EXERCISE AIM
Set down every record once more, exactly as given.

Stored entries

════════════════

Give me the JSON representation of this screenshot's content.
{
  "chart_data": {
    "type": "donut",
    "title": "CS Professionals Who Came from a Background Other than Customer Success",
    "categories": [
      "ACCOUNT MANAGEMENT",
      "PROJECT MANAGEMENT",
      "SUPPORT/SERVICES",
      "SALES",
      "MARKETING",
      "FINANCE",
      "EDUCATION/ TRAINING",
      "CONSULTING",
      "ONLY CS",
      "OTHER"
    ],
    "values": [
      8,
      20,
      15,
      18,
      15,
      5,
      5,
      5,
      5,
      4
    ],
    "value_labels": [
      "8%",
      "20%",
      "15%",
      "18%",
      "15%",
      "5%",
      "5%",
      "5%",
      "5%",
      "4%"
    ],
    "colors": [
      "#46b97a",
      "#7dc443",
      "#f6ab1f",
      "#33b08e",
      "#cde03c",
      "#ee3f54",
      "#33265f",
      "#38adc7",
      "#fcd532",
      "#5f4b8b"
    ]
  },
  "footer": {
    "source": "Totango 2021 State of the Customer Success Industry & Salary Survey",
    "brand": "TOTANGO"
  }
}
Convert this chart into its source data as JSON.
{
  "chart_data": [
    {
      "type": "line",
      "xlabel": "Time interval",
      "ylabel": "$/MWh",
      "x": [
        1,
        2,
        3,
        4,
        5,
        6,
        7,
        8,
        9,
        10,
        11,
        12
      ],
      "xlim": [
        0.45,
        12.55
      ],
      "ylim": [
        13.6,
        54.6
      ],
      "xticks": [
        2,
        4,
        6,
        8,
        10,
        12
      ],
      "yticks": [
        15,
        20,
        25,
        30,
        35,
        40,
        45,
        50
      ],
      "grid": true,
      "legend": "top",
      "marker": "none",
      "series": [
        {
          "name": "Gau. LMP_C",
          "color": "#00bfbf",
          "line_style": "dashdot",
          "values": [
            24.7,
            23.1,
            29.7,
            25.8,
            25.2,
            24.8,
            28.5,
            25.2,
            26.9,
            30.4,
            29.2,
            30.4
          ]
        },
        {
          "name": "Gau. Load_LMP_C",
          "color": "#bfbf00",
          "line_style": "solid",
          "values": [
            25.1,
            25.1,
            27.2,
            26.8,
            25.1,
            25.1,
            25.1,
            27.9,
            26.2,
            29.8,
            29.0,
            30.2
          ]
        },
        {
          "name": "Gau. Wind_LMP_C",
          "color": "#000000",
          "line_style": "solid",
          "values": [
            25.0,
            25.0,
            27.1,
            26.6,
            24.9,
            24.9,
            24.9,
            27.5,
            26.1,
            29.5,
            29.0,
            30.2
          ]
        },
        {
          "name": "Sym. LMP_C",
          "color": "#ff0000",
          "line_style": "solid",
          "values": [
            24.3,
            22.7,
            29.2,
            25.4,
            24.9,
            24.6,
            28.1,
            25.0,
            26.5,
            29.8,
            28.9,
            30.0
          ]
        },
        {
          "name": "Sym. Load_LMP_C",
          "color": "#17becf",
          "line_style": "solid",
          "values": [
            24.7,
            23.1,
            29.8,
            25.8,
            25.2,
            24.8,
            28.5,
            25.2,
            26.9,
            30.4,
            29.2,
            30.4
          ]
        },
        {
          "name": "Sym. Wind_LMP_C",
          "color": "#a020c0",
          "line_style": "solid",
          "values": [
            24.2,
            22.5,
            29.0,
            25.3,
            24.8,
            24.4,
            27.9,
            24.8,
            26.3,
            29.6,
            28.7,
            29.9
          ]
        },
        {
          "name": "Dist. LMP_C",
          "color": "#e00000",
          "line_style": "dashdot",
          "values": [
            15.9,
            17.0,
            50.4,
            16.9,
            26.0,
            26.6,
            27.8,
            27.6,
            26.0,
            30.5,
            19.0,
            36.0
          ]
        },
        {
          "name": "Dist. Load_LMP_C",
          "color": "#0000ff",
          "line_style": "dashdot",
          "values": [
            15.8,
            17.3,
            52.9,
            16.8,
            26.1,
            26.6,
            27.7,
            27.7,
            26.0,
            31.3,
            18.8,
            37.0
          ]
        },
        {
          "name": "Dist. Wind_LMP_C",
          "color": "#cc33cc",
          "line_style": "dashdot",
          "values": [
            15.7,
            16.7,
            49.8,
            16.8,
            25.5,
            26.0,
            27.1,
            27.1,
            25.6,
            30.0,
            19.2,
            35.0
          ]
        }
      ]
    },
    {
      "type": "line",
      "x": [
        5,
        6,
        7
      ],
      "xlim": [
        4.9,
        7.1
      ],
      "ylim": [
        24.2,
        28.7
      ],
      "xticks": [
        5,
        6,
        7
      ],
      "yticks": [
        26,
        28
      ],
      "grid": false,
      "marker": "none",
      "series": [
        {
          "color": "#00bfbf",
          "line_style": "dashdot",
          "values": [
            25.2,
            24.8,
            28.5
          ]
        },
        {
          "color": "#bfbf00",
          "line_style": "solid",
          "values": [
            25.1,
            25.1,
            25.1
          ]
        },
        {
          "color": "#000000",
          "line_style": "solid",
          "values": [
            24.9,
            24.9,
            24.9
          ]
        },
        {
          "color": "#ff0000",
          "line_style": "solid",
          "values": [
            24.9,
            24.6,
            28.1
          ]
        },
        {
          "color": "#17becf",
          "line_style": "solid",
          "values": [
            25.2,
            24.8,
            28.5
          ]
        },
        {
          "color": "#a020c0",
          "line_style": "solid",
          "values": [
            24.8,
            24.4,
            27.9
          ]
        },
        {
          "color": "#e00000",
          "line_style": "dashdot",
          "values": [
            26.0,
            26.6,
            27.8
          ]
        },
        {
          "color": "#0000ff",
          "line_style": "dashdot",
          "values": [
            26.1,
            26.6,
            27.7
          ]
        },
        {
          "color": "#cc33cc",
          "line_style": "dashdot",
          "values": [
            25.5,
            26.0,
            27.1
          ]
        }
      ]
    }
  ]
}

════════════════

ANSWER FOR THE TASK
Give me the JSON representation of this screenshot's content.
{
  "chart_data": {
    "type": "donut",
    "title": "CS Professionals Who Came from a Background Other than Customer Success",
    "categories": [
      "ACCOUNT MANAGEMENT",
      "PROJECT MANAGEMENT",
      "SUPPORT/SERVICES",
      "SALES",
      "MARKETING",
      "FINANCE",
      "EDUCATION/ TRAINING",
      "CONSULTING",
      "ONLY CS",
      "OTHER"
    ],
    "values": [
      8,
      20,
      15,
      18,
      15,
      5,
      5,
      5,
      5,
      4
    ],
    "value_labels": [
      "8%",
      "20%",
      "15%",
      "18%",
      "15%",
      "5%",
      "5%",
      "5%",
      "5%",
      "4%"
    ],
    "colors": [
      "#46b97a",
      "#7dc443",
      "#f6ab1f",
      "#33b08e",
      "#cde03c",
      "#ee3f54",
      "#33265f",
      "#38adc7",
      "#fcd532",
      "#5f4b8b"
    ]
  },
  "footer": {
    "source": "Totango 2021 State of the Customer Success Industry & Salary Survey",
    "brand": "TOTANGO"
  }
}
Convert this chart into its source data as JSON.
{
  "chart_data": [
    {
      "type": "line",
      "xlabel": "Time interval",
      "ylabel": "$/MWh",
      "x": [
        1,
        2,
        3,
        4,
        5,
        6,
        7,
        8,
        9,
        10,
        11,
        12
      ],
      "xlim": [
        0.45,
        12.55
      ],
      "ylim": [
        13.6,
        54.6
      ],
      "xticks": [
        2,
        4,
        6,
        8,
        10,
        12
      ],
      "yticks": [
        15,
        20,
        25,
        30,
        35,
        40,
        45,
        50
      ],
      "grid": true,
      "legend": "top",
      "marker": "none",
      "series": [
        {
          "name": "Gau. LMP_C",
          "color": "#00bfbf",
          "line_style": "dashdot",
          "values": [
            24.7,
            23.1,
            29.7,
            25.8,
            25.2,
            24.8,
            28.5,
            25.2,
            26.9,
            30.4,
            29.2,
            30.4
          ]
        },
        {
          "name": "Gau. Load_LMP_C",
          "color": "#bfbf00",
          "line_style": "solid",
          "values": [
            25.1,
            25.1,
            27.2,
            26.8,
            25.1,
            25.1,
            25.1,
            27.9,
            26.2,
            29.8,
            29.0,
            30.2
          ]
        },
        {
          "name": "Gau. Wind_LMP_C",
          "color": "#000000",
          "line_style": "solid",
          "values": [
            25.0,
            25.0,
            27.1,
            26.6,
            24.9,
            24.9,
            24.9,
            27.5,
            26.1,
            29.5,
            29.0,
            30.2
          ]
        },
        {
          "name": "Sym. LMP_C",
          "color": "#ff0000",
          "line_style": "solid",
          "values": [
            24.3,
            22.7,
            29.2,
            25.4,
            24.9,
            24.6,
            28.1,
            25.0,
            26.5,
            29.8,
            28.9,
            30.0
          ]
        },
        {
          "name": "Sym. Load_LMP_C",
          "color": "#17becf",
          "line_style": "solid",
          "values": [
            24.7,
            23.1,
            29.8,
            25.8,
            25.2,
            24.8,
            28.5,
            25.2,
            26.9,
            30.4,
            29.2,
            30.4
          ]
        },
        {
          "name": "Sym. Wind_LMP_C",
          "color": "#a020c0",
          "line_style": "solid",
          "values": [
            24.2,
            22.5,
            29.0,
            25.3,
            24.8,
            24.4,
            27.9,
            24.8,
            26.3,
            29.6,
            28.7,
            29.9
          ]
        },
        {
          "name": "Dist. LMP_C",
          "color": "#e00000",
          "line_style": "dashdot",
          "values": [
            15.9,
            17.0,
            50.4,
            16.9,
            26.0,
            26.6,
            27.8,
            27.6,
            26.0,
            30.5,
            19.0,
            36.0
          ]
        },
        {
          "name": "Dist. Load_LMP_C",
          "color": "#0000ff",
          "line_style": "dashdot",
          "values": [
            15.8,
            17.3,
            52.9,
            16.8,
            26.1,
            26.6,
            27.7,
            27.7,
            26.0,
            31.3,
            18.8,
            37.0
          ]
        },
        {
          "name": "Dist. Wind_LMP_C",
          "color": "#cc33cc",
          "line_style": "dashdot",
          "values": [
            15.7,
            16.7,
            49.8,
            16.8,
            25.5,
            26.0,
            27.1,
            27.1,
            25.6,
            30.0,
            19.2,
            35.0
          ]
        }
      ]
    },
    {
      "type": "line",
      "x": [
        5,
        6,
        7
      ],
      "xlim": [
        4.9,
        7.1
      ],
      "ylim": [
        24.2,
        28.7
      ],
      "xticks": [
        5,
        6,
        7
      ],
      "yticks": [
        26,
        28
      ],
      "grid": false,
      "marker": "none",
      "series": [
        {
          "color": "#00bfbf",
          "line_style": "dashdot",
          "values": [
            25.2,
            24.8,
            28.5
          ]
        },
        {
          "color": "#bfbf00",
          "line_style": "solid",
          "values": [
            25.1,
            25.1,
            25.1
          ]
        },
        {
          "color": "#000000",
          "line_style": "solid",
          "values": [
            24.9,
            24.9,
            24.9
          ]
        },
        {
          "color": "#ff0000",
          "line_style": "solid",
          "values": [
            24.9,
            24.6,
            28.1
          ]
        },
        {
          "color": "#17becf",
          "line_style": "solid",
          "values": [
            25.2,
            24.8,
            28.5
          ]
        },
        {
          "color": "#a020c0",
          "line_style": "solid",
          "values": [
            24.8,
            24.4,
            27.9
          ]
        },
        {
          "color": "#e00000",
          "line_style": "dashdot",
          "values": [
            26.0,
            26.6,
            27.8
          ]
        },
        {
          "color": "#0000ff",
          "line_style": "dashdot",
          "values": [
            26.1,
            26.6,
            27.7
          ]
        },
        {
          "color": "#cc33cc",
          "line_style": "dashdot",
          "values": [
            25.5,
            26.0,
            27.1
          ]
        }
      ]
    }
  ]
}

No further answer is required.